▶ Job
Find each line containing the string "फरनगर" and return it.

Rows from a dataset:
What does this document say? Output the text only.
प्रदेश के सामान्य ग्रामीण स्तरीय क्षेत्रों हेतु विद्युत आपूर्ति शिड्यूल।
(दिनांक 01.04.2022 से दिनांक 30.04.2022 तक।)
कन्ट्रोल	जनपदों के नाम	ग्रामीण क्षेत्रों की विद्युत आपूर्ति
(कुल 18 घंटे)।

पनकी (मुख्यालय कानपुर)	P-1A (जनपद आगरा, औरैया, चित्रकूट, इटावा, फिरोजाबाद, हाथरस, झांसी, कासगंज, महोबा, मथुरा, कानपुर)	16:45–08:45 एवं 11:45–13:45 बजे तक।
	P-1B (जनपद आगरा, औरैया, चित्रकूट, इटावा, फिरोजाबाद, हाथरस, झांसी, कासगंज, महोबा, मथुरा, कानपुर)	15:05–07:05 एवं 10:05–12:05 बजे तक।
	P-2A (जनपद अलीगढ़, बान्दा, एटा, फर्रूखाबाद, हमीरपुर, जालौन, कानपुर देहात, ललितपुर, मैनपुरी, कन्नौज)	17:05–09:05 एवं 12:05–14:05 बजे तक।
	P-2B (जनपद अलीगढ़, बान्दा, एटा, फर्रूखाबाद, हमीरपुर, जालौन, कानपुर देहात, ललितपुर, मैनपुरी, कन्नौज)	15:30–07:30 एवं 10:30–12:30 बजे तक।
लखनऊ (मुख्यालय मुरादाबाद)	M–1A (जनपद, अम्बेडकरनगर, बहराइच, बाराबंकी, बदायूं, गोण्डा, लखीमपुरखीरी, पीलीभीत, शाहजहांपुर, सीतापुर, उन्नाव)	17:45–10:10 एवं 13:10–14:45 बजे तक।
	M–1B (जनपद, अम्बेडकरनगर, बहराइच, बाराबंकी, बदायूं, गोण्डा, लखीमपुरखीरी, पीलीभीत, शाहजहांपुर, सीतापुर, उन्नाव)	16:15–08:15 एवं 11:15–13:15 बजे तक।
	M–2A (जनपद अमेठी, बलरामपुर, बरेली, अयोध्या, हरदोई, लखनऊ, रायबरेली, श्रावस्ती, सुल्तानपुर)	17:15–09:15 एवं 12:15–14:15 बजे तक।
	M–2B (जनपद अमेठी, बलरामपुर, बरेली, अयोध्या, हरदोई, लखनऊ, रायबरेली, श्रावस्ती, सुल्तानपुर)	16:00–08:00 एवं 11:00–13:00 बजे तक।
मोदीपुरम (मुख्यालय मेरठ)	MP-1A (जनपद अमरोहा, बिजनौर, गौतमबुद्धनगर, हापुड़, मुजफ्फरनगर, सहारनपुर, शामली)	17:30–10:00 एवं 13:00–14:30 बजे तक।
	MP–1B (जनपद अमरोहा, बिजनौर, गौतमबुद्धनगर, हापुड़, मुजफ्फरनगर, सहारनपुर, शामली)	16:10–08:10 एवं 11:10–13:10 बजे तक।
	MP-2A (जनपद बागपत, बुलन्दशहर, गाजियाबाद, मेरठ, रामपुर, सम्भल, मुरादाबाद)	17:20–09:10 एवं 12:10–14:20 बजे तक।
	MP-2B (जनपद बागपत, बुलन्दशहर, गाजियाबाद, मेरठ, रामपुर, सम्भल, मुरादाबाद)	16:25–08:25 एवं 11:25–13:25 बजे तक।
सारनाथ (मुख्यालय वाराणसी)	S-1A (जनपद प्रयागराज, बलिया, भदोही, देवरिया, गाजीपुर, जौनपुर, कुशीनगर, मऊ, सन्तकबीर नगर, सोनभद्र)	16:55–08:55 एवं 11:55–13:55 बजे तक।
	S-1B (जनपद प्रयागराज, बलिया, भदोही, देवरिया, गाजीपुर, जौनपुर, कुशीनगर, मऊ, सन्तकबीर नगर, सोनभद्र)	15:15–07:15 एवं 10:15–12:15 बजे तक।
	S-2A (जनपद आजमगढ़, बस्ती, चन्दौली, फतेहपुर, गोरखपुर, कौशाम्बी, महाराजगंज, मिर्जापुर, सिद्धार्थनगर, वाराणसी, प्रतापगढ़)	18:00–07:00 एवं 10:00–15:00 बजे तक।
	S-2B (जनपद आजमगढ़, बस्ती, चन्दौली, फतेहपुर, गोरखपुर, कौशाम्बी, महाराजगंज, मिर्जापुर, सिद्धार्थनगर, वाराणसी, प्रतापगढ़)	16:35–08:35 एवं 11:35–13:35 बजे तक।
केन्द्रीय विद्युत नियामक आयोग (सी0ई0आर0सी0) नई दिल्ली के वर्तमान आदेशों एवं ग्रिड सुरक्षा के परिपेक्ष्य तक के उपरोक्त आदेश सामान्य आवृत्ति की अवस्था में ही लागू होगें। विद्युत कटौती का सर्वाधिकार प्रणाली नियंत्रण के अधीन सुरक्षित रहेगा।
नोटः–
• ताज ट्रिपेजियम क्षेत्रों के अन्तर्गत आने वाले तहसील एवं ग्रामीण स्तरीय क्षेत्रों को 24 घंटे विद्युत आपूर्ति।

▶ Worked answer
मोदीपुरम (मुख्यालय मेरठ)	MP-1A (जनपद अमरोहा, बिजनौर, गौतमबुद्धनगर, हापुड़, मुजफ्फरनगर, सहारनपुर, शामली)	17:30–10:00 एवं 13:00–14:30 बजे तक।
	MP–1B (जनपद अमरोहा, बिजनौर, गौतमबुद्धनगर, हापुड़, मुजफ्फरनगर, सहारनपुर, शामली)	16:10–08:10 एवं 11:10–13:10 बजे तक।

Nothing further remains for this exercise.